Requirement — Copy every entry word for word. Skip the pictures.

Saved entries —
----

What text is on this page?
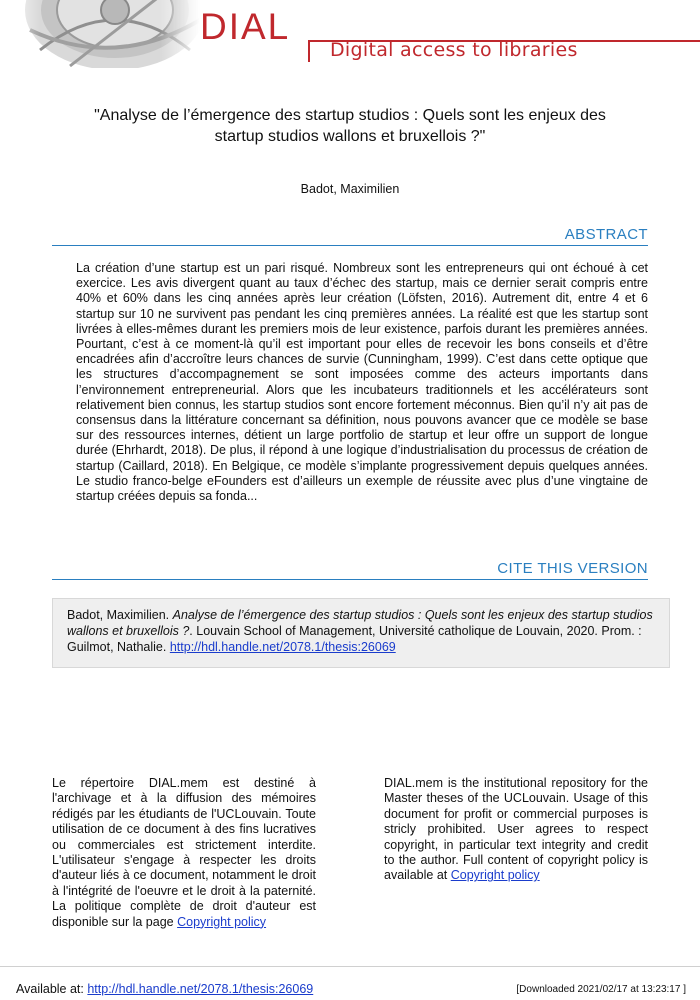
DIAL
Digital access to libraries
"Analyse de l’émergence des startup studios : Quels sont les enjeux des startup studios wallons et bruxellois ?"
Badot, Maximilien
ABSTRACT
La création d’une startup est un pari risqué. Nombreux sont les entrepreneurs qui ont échoué à cet exercice. Les avis divergent quant au taux d’échec des startup, mais ce dernier serait compris entre 40% et 60% dans les cinq années après leur création (Löfsten, 2016). Autrement dit, entre 4 et 6 startup sur 10 ne survivent pas pendant les cinq premières années. La réalité est que les startup sont livrées à elles-mêmes durant les premiers mois de leur existence, parfois durant les premières années. Pourtant, c’est à ce moment-là qu’il est important pour elles de recevoir les bons conseils et d’être encadrées afin d’accroître leurs chances de survie (Cunningham, 1999). C’est dans cette optique que les structures d’accompagnement se sont imposées comme des acteurs importants dans l’environnement entrepreneurial. Alors que les incubateurs traditionnels et les accélérateurs sont relativement bien connus, les startup studios sont encore fortement méconnus. Bien qu’il n’y ait pas de consensus dans la littérature concernant sa définition, nous pouvons avancer que ce modèle se base sur des ressources internes, détient un large portfolio de startup et leur offre un support de longue durée (Ehrhardt, 2018). De plus, il répond à une logique d’industrialisation du processus de création de startup (Caillard, 2018). En Belgique, ce modèle s’implante progressivement depuis quelques années. Le studio franco-belge eFounders est d’ailleurs un exemple de réussite avec plus d’une vingtaine de startup créées depuis sa fonda...
CITE THIS VERSION
Badot, Maximilien. Analyse de l’émergence des startup studios : Quels sont les enjeux des startup studios wallons et bruxellois ?. Louvain School of Management, Université catholique de Louvain, 2020. Prom. : Guilmot, Nathalie. http://hdl.handle.net/2078.1/thesis:26069
Le répertoire DIAL.mem est destiné à l'archivage et à la diffusion des mémoires rédigés par les étudiants de l'UCLouvain. Toute utilisation de ce document à des fins lucratives ou commerciales est strictement interdite. L'utilisateur s'engage à respecter les droits d'auteur liés à ce document, notamment le droit à l'intégrité de l'oeuvre et le droit à la paternité. La politique complète de droit d'auteur est disponible sur la page Copyright policy
DIAL.mem is the institutional repository for the Master theses of the UCLouvain. Usage of this document for profit or commercial purposes is stricly prohibited. User agrees to respect copyright, in particular text integrity and credit to the author. Full content of copyright policy is available at Copyright policy
Available at: http://hdl.handle.net/2078.1/thesis:26069	[Downloaded 2021/02/17 at 13:23:17 ]
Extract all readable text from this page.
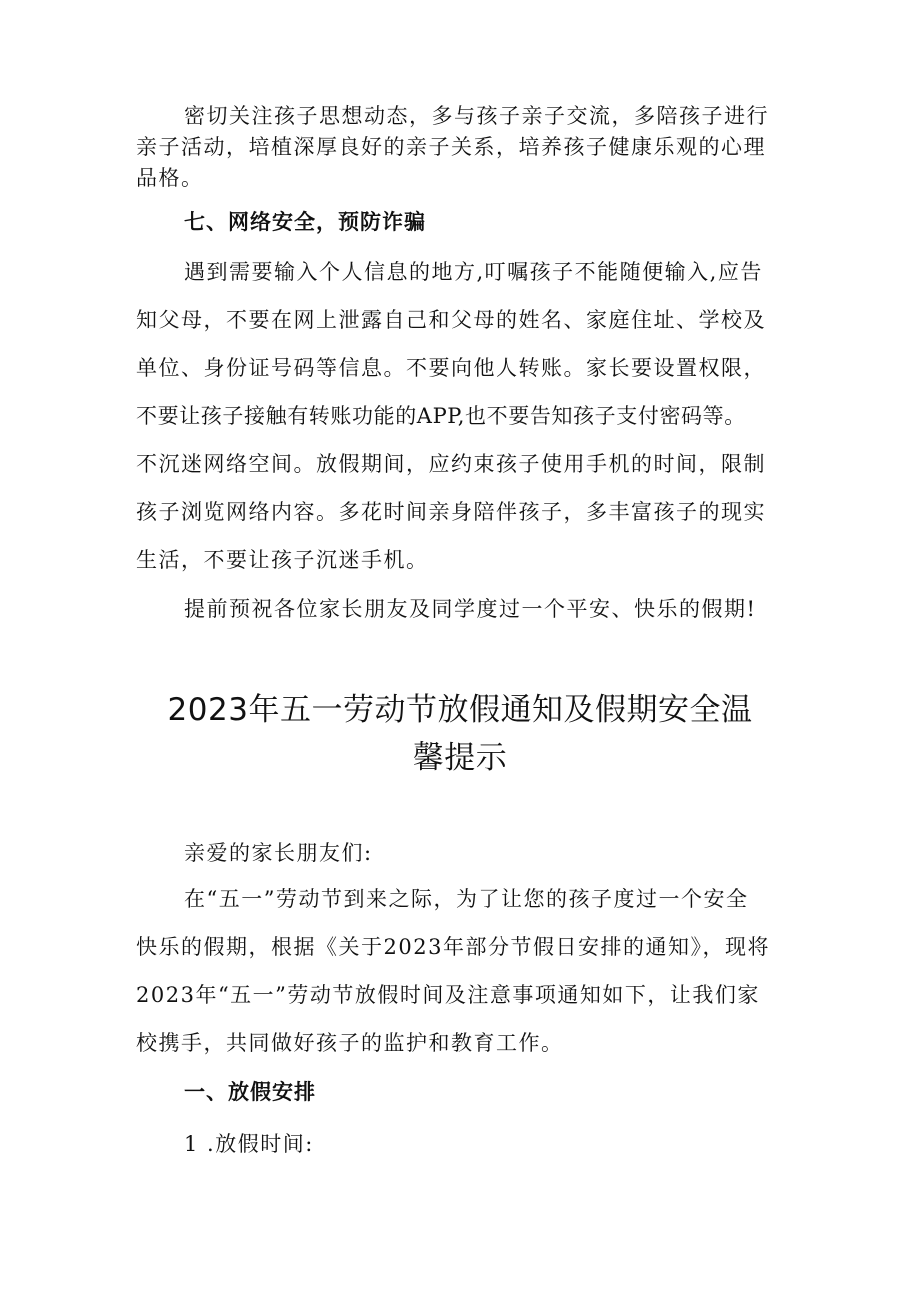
密切关注孩子思想动态，多与孩子亲子交流，多陪孩子进行
亲子活动，培植深厚良好的亲子关系，培养孩子健康乐观的心理
品格。
七、网络安全，预防诈骗
遇到需要输入个人信息的地方,叮嘱孩子不能随便输入,应告
知父母，不要在网上泄露自己和父母的姓名、家庭住址、学校及
单位、身份证号码等信息。不要向他人转账。家长要设置权限，
不要让孩子接触有转账功能的APP,也不要告知孩子支付密码等。
不沉迷网络空间。放假期间，应约束孩子使用手机的时间，限制
孩子浏览网络内容。多花时间亲身陪伴孩子，多丰富孩子的现实
生活，不要让孩子沉迷手机。
提前预祝各位家长朋友及同学度过一个平安、快乐的假期!
2023年五一劳动节放假通知及假期安全温
馨提示
亲爱的家长朋友们:
在“五一”劳动节到来之际，为了让您的孩子度过一个安全
快乐的假期，根据《关于2023年部分节假日安排的通知》，现将
2023年“五一”劳动节放假时间及注意事项通知如下，让我们家
校携手，共同做好孩子的监护和教育工作。
一、放假安排
1 .放假时间:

----

Task result —
What text is on this page?
DIAL
Digital access to libraries
"Analyse de l’émergence des startup studios : Quels sont les enjeux des startup studios wallons et bruxellois ?"
Badot, Maximilien
ABSTRACT
La création d’une startup est un pari risqué. Nombreux sont les entrepreneurs qui ont échoué à cet exercice. Les avis divergent quant au taux d’échec des startup, mais ce dernier serait compris entre 40% et 60% dans les cinq années après leur création (Löfsten, 2016). Autrement dit, entre 4 et 6 startup sur 10 ne survivent pas pendant les cinq premières années. La réalité est que les startup sont livrées à elles-mêmes durant les premiers mois de leur existence, parfois durant les premières années. Pourtant, c’est à ce moment-là qu’il est important pour elles de recevoir les bons conseils et d’être encadrées afin d’accroître leurs chances de survie (Cunningham, 1999). C’est dans cette optique que les structures d’accompagnement se sont imposées comme des acteurs importants dans l’environnement entrepreneurial. Alors que les incubateurs traditionnels et les accélérateurs sont relativement bien connus, les startup studios sont encore fortement méconnus. Bien qu’il n’y ait pas de consensus dans la littérature concernant sa définition, nous pouvons avancer que ce modèle se base sur des ressources internes, détient un large portfolio de startup et leur offre un support de longue durée (Ehrhardt, 2018). De plus, il répond à une logique d’industrialisation du processus de création de startup (Caillard, 2018). En Belgique, ce modèle s’implante progressivement depuis quelques années. Le studio franco-belge eFounders est d’ailleurs un exemple de réussite avec plus d’une vingtaine de startup créées depuis sa fonda...
CITE THIS VERSION
Badot, Maximilien. Analyse de l’émergence des startup studios : Quels sont les enjeux des startup studios wallons et bruxellois ?. Louvain School of Management, Université catholique de Louvain, 2020. Prom. : Guilmot, Nathalie. http://hdl.handle.net/2078.1/thesis:26069
Le répertoire DIAL.mem est destiné à l'archivage et à la diffusion des mémoires rédigés par les étudiants de l'UCLouvain. Toute utilisation de ce document à des fins lucratives ou commerciales est strictement interdite. L'utilisateur s'engage à respecter les droits d'auteur liés à ce document, notamment le droit à l'intégrité de l'oeuvre et le droit à la paternité. La politique complète de droit d'auteur est disponible sur la page Copyright policy
DIAL.mem is the institutional repository for the Master theses of the UCLouvain. Usage of this document for profit or commercial purposes is stricly prohibited. User agrees to respect copyright, in particular text integrity and credit to the author. Full content of copyright policy is available at Copyright policy
Available at: http://hdl.handle.net/2078.1/thesis:26069	[Downloaded 2021/02/17 at 13:23:17 ]
Extract all readable text from this page.
密切关注孩子思想动态，多与孩子亲子交流，多陪孩子进行
亲子活动，培植深厚良好的亲子关系，培养孩子健康乐观的心理
品格。
七、网络安全，预防诈骗
遇到需要输入个人信息的地方,叮嘱孩子不能随便输入,应告
知父母，不要在网上泄露自己和父母的姓名、家庭住址、学校及
单位、身份证号码等信息。不要向他人转账。家长要设置权限，
不要让孩子接触有转账功能的APP,也不要告知孩子支付密码等。
不沉迷网络空间。放假期间，应约束孩子使用手机的时间，限制
孩子浏览网络内容。多花时间亲身陪伴孩子，多丰富孩子的现实
生活，不要让孩子沉迷手机。
提前预祝各位家长朋友及同学度过一个平安、快乐的假期!
2023年五一劳动节放假通知及假期安全温
馨提示
亲爱的家长朋友们:
在“五一”劳动节到来之际，为了让您的孩子度过一个安全
快乐的假期，根据《关于2023年部分节假日安排的通知》，现将
2023年“五一”劳动节放假时间及注意事项通知如下，让我们家
校携手，共同做好孩子的监护和教育工作。
一、放假安排
1 .放假时间:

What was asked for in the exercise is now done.